■ Dataset excerpts
▼

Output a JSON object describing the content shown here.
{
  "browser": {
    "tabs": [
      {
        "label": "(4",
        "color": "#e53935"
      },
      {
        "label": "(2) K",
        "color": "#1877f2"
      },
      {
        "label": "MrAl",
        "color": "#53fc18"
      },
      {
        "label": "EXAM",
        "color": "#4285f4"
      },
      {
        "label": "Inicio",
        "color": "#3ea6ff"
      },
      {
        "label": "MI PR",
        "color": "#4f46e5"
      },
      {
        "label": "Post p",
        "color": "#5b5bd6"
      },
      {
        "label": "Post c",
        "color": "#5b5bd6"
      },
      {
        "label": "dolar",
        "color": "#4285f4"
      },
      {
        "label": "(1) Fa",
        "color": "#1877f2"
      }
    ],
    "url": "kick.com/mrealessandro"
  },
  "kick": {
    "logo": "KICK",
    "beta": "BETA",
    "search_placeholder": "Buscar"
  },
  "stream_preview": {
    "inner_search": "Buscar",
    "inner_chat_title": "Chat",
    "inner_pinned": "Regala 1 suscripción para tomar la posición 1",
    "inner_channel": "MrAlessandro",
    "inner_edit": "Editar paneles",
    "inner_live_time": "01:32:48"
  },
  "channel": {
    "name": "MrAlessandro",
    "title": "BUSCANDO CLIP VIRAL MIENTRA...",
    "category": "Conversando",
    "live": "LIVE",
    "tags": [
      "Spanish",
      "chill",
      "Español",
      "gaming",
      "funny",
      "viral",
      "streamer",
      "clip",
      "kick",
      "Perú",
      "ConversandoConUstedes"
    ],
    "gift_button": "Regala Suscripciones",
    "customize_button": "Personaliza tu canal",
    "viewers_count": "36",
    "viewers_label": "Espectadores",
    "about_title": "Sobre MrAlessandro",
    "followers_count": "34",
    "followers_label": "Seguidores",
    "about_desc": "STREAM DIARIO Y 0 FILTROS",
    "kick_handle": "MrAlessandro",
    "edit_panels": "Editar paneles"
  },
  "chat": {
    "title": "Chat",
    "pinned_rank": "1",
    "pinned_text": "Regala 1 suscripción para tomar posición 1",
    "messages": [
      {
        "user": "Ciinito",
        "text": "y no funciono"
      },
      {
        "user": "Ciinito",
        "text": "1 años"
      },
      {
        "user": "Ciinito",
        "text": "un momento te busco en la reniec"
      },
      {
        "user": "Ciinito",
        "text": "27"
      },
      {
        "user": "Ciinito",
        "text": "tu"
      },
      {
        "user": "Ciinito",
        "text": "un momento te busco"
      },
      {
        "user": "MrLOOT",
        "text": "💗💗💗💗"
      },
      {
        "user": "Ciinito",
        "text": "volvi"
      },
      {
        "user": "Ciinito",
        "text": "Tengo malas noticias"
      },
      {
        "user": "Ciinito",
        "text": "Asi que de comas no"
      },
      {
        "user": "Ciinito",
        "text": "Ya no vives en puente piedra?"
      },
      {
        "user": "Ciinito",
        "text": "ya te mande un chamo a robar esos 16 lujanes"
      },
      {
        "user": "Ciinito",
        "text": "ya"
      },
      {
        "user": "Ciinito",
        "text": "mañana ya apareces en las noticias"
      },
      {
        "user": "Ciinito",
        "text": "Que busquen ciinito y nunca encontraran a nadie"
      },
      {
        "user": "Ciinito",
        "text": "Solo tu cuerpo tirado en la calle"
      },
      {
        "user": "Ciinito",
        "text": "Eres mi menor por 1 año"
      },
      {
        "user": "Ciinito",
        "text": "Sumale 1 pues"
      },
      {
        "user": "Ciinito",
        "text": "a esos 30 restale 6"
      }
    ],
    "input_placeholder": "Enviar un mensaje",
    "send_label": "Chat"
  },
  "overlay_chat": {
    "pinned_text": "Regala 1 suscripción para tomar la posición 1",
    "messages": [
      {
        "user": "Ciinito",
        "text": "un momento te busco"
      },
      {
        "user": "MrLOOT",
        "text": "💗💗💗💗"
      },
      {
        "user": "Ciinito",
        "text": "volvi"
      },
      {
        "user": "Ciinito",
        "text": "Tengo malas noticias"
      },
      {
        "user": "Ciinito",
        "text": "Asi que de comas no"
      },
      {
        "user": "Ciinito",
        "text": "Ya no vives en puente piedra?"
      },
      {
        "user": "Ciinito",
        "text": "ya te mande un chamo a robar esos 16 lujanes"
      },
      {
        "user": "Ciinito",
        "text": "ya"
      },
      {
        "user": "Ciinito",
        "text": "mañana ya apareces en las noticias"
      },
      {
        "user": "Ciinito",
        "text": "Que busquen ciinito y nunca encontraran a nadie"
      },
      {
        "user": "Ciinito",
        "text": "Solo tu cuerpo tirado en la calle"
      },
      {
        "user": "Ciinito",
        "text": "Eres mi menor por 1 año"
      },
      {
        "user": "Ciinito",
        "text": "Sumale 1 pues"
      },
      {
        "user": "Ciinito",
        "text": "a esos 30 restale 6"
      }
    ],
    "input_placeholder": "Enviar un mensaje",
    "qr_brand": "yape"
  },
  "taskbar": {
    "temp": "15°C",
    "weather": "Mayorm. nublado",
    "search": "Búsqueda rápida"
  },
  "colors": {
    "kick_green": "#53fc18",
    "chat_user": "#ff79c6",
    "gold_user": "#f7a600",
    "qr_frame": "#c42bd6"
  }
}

▲
▼

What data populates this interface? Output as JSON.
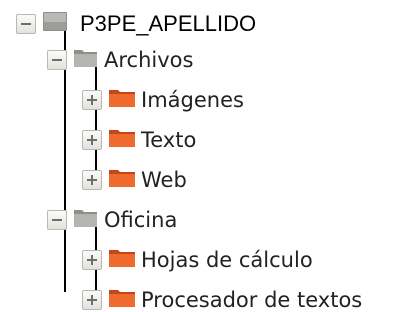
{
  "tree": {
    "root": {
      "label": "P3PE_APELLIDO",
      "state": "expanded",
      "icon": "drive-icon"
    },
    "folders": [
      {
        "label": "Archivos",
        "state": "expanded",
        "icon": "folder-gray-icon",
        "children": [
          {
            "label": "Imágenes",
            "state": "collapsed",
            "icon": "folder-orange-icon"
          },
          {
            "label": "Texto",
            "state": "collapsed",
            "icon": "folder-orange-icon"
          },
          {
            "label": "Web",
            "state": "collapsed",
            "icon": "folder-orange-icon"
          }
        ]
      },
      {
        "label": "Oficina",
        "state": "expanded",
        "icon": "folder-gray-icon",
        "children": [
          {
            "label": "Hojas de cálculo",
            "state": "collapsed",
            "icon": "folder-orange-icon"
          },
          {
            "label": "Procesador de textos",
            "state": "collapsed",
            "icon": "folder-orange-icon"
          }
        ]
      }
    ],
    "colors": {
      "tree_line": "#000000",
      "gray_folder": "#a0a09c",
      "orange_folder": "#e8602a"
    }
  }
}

▲

Report each line above that includes the string "MrAlessandro".

■ Solution
    "inner_channel": "MrAlessandro",
    "name": "MrAlessandro",
    "about_title": "Sobre MrAlessandro",
    "kick_handle": "MrAlessandro",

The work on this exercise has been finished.